[Excerpt from a dataset]
-*-

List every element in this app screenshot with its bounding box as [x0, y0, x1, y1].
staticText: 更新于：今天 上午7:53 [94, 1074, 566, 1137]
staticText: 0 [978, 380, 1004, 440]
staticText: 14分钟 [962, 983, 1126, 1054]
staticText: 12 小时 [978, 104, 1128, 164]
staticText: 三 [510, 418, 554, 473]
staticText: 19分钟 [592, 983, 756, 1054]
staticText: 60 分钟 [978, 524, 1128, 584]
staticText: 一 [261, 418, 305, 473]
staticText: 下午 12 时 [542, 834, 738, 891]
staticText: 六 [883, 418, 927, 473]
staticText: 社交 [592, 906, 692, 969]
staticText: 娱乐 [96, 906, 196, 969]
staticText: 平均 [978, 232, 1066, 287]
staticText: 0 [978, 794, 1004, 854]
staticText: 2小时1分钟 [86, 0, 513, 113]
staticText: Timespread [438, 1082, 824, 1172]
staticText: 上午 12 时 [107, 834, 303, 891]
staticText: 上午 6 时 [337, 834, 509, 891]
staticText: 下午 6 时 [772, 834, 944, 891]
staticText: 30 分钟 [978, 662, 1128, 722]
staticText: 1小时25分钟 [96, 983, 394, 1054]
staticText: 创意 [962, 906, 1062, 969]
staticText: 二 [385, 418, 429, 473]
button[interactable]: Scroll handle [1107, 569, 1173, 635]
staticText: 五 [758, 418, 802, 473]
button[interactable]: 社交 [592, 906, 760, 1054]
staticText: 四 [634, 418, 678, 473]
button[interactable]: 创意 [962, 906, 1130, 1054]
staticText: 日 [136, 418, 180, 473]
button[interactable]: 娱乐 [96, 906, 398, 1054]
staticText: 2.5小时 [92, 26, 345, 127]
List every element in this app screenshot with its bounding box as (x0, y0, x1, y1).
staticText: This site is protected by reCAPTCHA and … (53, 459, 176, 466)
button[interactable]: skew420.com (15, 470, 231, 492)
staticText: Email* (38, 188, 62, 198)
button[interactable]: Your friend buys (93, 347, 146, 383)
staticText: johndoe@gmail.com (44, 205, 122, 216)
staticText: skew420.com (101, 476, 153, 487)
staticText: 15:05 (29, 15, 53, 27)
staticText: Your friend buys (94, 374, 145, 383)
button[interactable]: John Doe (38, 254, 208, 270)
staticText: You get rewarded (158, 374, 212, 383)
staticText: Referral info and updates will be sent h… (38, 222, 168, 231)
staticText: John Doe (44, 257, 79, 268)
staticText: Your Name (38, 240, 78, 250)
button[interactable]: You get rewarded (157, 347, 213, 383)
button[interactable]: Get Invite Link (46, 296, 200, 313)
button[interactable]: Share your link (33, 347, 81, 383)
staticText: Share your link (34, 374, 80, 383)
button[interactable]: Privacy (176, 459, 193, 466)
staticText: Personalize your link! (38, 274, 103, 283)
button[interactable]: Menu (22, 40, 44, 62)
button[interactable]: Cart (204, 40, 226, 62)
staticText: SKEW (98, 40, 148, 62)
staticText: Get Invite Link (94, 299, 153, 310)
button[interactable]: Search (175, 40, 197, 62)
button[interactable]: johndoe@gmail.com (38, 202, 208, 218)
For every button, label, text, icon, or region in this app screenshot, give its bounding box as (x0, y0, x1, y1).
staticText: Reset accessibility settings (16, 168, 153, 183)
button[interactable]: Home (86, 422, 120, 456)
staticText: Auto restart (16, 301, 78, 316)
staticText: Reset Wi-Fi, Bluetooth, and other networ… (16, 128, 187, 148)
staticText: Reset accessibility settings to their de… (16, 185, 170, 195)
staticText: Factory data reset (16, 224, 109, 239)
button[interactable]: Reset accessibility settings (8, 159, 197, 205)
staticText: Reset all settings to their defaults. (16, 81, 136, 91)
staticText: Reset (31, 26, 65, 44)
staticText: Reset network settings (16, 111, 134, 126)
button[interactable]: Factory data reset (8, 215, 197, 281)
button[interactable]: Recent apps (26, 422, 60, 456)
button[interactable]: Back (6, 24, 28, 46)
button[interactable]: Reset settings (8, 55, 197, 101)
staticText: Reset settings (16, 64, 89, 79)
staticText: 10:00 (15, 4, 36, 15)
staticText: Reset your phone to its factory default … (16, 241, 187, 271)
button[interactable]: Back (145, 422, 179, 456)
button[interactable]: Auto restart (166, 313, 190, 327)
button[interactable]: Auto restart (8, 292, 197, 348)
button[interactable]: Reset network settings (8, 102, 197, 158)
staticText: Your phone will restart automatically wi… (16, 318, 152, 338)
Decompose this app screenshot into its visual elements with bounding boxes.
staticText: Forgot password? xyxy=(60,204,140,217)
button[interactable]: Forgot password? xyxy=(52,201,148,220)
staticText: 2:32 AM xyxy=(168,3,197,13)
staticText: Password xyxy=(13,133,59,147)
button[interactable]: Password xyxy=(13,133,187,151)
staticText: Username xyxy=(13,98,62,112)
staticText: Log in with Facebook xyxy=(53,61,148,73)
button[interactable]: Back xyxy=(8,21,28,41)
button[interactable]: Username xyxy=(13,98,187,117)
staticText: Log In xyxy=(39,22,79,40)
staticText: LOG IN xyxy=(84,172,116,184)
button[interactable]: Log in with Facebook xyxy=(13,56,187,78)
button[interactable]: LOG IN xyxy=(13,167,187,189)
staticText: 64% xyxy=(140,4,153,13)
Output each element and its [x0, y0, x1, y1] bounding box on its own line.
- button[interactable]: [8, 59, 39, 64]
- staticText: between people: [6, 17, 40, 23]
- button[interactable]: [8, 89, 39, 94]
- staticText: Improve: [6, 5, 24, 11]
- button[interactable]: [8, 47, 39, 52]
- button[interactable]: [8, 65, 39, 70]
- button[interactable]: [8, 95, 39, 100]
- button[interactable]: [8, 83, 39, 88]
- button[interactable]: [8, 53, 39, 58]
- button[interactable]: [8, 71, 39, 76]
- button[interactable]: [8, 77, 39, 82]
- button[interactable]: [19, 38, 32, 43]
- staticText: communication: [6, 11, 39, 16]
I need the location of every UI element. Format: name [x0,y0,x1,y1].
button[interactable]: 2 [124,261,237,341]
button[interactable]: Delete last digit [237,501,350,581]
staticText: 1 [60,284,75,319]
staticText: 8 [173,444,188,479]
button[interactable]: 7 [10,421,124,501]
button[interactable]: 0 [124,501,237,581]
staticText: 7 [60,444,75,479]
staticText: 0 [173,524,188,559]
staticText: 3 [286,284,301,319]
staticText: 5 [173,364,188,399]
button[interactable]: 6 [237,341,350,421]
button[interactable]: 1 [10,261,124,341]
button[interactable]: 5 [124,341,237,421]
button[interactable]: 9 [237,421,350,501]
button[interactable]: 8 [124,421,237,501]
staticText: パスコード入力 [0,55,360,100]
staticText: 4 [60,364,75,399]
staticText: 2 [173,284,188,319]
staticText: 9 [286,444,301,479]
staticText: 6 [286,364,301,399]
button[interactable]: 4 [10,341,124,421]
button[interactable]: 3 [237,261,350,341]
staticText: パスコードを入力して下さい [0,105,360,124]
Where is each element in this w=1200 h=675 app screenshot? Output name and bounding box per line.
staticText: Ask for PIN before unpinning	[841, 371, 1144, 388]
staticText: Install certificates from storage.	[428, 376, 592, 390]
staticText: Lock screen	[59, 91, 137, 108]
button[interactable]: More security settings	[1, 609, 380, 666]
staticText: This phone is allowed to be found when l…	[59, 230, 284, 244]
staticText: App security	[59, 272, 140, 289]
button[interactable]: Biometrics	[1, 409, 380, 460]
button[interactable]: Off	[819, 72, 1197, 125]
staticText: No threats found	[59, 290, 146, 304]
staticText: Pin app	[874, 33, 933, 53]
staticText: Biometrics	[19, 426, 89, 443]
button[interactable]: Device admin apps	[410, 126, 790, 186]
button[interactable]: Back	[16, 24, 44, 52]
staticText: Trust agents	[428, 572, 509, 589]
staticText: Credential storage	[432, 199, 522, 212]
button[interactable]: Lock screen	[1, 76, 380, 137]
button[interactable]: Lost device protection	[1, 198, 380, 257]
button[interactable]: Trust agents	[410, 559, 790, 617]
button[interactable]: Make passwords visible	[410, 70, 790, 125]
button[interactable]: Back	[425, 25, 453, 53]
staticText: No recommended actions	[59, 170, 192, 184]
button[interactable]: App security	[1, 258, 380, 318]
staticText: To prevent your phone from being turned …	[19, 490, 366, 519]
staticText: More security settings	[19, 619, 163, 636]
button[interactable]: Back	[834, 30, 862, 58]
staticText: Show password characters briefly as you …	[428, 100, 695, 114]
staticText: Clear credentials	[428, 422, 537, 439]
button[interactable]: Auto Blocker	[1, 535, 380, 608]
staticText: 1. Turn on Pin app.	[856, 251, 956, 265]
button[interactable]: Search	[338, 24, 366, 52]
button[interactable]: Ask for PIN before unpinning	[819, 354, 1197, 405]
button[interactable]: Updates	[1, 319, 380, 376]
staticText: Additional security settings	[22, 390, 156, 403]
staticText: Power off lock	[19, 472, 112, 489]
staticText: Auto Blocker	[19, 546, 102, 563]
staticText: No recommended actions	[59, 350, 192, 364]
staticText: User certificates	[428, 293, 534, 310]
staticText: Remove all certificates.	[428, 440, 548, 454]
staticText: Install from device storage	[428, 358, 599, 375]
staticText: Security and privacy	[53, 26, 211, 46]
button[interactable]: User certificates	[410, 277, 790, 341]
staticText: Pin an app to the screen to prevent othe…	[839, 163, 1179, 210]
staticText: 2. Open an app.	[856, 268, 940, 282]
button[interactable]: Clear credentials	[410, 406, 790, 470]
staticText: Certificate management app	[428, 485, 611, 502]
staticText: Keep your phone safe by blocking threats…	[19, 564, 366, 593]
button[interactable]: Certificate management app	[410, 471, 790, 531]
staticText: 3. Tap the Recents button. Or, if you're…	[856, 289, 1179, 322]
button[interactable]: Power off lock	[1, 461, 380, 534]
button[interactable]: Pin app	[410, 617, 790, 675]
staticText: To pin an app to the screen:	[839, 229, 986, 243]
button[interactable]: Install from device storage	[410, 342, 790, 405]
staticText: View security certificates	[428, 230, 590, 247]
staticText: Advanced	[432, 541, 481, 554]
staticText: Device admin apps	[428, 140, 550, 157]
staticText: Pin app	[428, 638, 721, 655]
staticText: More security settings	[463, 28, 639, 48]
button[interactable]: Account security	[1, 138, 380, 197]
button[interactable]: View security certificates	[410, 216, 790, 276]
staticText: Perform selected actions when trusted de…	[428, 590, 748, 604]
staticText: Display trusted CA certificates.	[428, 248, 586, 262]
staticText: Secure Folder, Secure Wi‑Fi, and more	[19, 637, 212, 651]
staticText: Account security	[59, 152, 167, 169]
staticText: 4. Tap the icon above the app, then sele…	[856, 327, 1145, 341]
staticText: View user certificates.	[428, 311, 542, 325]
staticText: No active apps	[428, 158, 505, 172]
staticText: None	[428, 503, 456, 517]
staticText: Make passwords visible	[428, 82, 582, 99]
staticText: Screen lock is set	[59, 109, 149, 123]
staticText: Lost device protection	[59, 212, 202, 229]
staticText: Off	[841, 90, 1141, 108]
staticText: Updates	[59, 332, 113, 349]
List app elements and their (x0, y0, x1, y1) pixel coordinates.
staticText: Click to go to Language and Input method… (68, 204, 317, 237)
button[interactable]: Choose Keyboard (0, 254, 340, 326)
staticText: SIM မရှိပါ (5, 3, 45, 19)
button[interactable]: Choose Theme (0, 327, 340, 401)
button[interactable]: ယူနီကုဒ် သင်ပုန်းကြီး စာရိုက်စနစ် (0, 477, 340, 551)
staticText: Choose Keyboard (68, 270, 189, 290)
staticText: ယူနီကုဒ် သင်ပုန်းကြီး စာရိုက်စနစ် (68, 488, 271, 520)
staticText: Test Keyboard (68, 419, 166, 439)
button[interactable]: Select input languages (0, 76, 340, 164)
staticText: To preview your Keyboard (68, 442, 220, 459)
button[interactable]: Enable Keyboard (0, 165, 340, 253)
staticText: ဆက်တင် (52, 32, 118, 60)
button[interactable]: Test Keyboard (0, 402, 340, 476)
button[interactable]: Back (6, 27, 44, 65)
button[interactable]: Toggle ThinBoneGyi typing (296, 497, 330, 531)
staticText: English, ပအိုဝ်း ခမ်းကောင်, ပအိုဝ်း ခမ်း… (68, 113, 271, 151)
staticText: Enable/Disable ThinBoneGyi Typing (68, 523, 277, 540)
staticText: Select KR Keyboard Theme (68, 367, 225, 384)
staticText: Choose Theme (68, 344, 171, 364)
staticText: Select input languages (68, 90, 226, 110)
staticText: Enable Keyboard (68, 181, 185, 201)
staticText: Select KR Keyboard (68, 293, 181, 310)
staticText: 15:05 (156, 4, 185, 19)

-*-

• **Your objective**:
Update everything from the start of the entries down through the line containing "staticText: 60 分钟 [978, 524, 1128, 584]" by changing "bounding box" to "enclosing box". Write out those lines with nothing else altered.

• **Reply to the exercise**:
List every element in this app screenshot with its enclosing box as [x0, y0, x1, y1].
staticText: 更新于：今天 上午7:53 [94, 1074, 566, 1137]
staticText: 0 [978, 380, 1004, 440]
staticText: 14分钟 [962, 983, 1126, 1054]
staticText: 12 小时 [978, 104, 1128, 164]
staticText: 三 [510, 418, 554, 473]
staticText: 19分钟 [592, 983, 756, 1054]
staticText: 60 分钟 [978, 524, 1128, 584]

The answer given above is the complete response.